▶ [Problem]
Please print the full listing exactly.

# # # #

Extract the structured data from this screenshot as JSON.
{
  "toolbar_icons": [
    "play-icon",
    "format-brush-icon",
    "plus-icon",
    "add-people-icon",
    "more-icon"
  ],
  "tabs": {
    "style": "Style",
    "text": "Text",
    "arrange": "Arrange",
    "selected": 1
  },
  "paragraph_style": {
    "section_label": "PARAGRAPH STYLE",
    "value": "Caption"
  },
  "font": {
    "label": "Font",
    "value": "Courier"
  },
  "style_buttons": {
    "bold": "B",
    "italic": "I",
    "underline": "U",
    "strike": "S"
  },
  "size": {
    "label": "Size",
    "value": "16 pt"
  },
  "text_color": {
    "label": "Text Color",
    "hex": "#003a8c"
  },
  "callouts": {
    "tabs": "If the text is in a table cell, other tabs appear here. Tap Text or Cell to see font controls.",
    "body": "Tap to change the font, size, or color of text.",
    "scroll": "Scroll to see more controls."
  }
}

# # # #

▶ [Completed task]
Extract the structured data from this screenshot as JSON.
{
  "toolbar_icons": [
    "play-icon",
    "format-brush-icon",
    "plus-icon",
    "add-people-icon",
    "more-icon"
  ],
  "tabs": {
    "style": "Style",
    "text": "Text",
    "arrange": "Arrange",
    "selected": 1
  },
  "paragraph_style": {
    "section_label": "PARAGRAPH STYLE",
    "value": "Caption"
  },
  "font": {
    "label": "Font",
    "value": "Courier"
  },
  "style_buttons": {
    "bold": "B",
    "italic": "I",
    "underline": "U",
    "strike": "S"
  },
  "size": {
    "label": "Size",
    "value": "16 pt"
  },
  "text_color": {
    "label": "Text Color",
    "hex": "#003a8c"
  },
  "callouts": {
    "tabs": "If the text is in a table cell, other tabs appear here. Tap Text or Cell to see font controls.",
    "body": "Tap to change the font, size, or color of text.",
    "scroll": "Scroll to see more controls."
  }
}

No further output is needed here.